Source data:
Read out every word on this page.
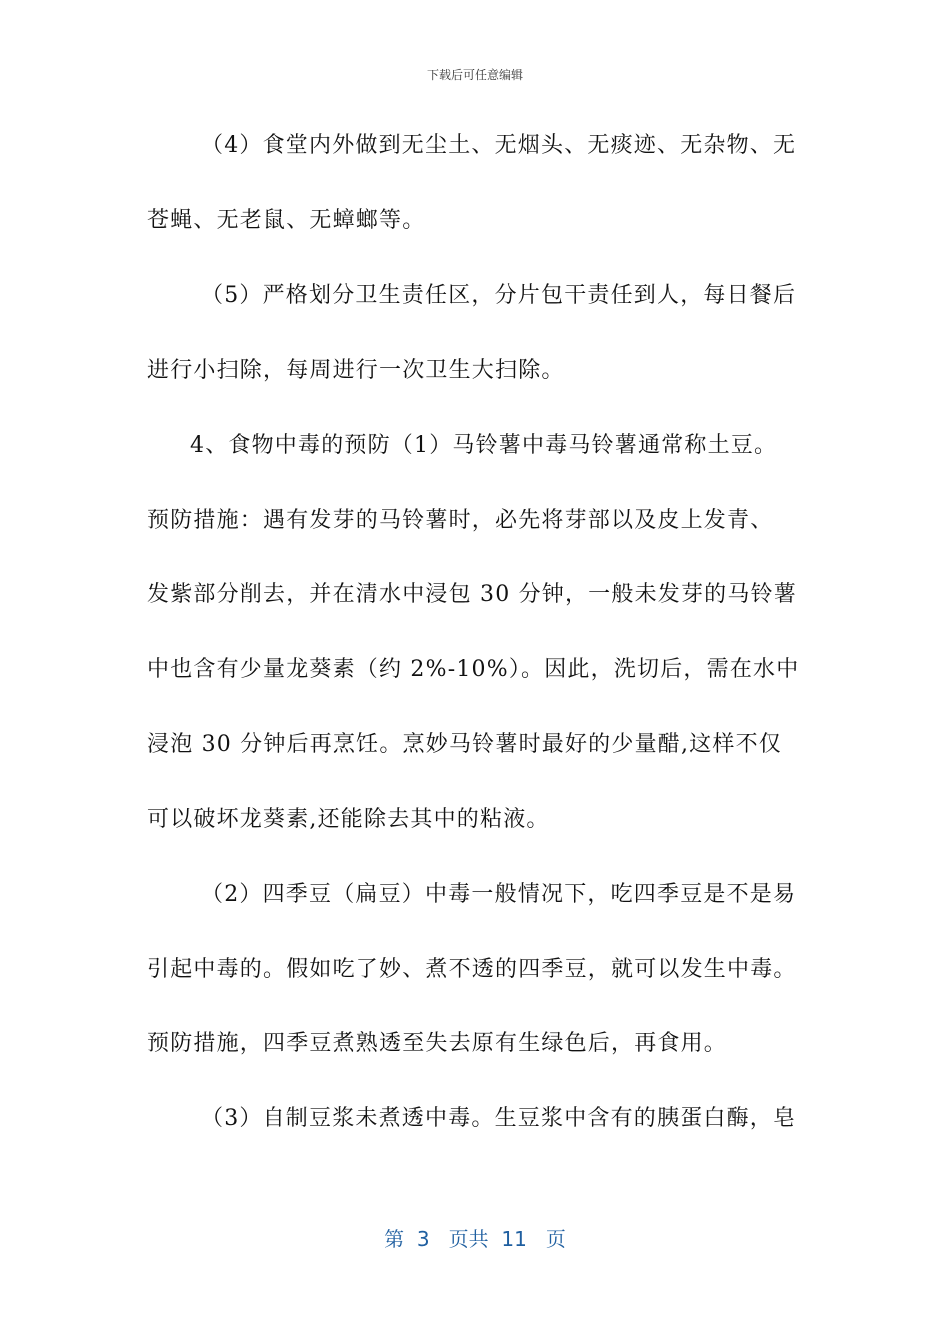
下载后可任意编辑
（4）食堂内外做到无尘土、无烟头、无痰迹、无杂物、无
苍蝇、无老鼠、无蟑螂等。
（5）严格划分卫生责任区，分片包干责任到人，每日餐后
进行小扫除，每周进行一次卫生大扫除。
4、食物中毒的预防（1）马铃薯中毒马铃薯通常称土豆。
预防措施：遇有发芽的马铃薯时，必先将芽部以及皮上发青、
发紫部分削去，并在清水中浸包 30 分钟，一般未发芽的马铃薯
中也含有少量龙葵素（约 2%-10%）。因此，洗切后，需在水中
浸泡 30 分钟后再烹饪。烹妙马铃薯时最好的少量醋,这样不仅
可以破坏龙葵素,还能除去其中的粘液。
（2）四季豆（扁豆）中毒一般情况下，吃四季豆是不是易
引起中毒的。假如吃了妙、煮不透的四季豆，就可以发生中毒。
预防措施，四季豆煮熟透至失去原有生绿色后，再食用。
（3）自制豆浆未煮透中毒。生豆浆中含有的胰蛋白酶，皂
第  3   页共  11   页
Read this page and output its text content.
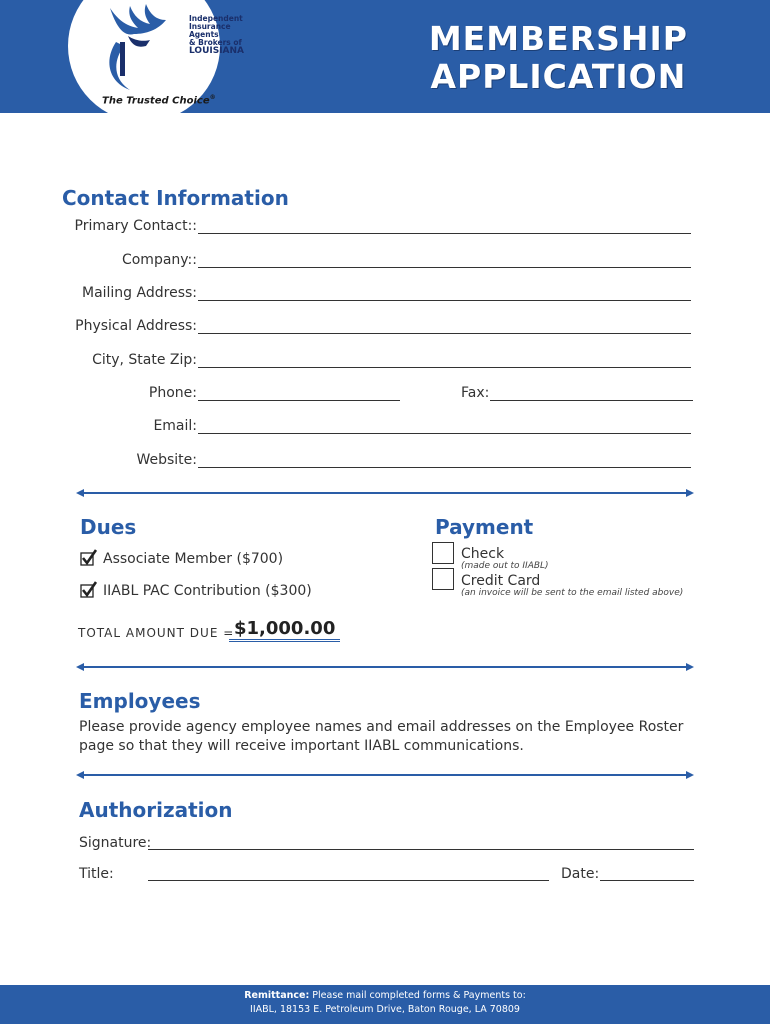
Independent
Insurance Agents
& Brokers of
LOUISIANA
The Trusted Choice®
MEMBERSHIP
APPLICATION
Contact Information
Primary Contact::
Company::
Mailing Address:
Physical Address:
City, State Zip:
Phone:	Fax:
Email:
Website:
Dues
Associate Member ($700)
IIABL PAC Contribution ($300)
TOTAL AMOUNT DUE = $1,000.00
Payment
Check
(made out to IIABL)
Credit Card
(an invoice will be sent to the email listed above)
Employees
Please provide agency employee names and email addresses on the Employee Roster page so that they will receive important IIABL communications.
Authorization
Signature:
Title:	Date:
Remittance: Please mail completed forms & Payments to:
IIABL, 18153 E. Petroleum Drive, Baton Rouge, LA 70809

Aim of the task:
Locate all lines in the listing above with the word "Read". Copy them.

Reply to the exercise:
Read out every word on this page.
Read this page and output its text content.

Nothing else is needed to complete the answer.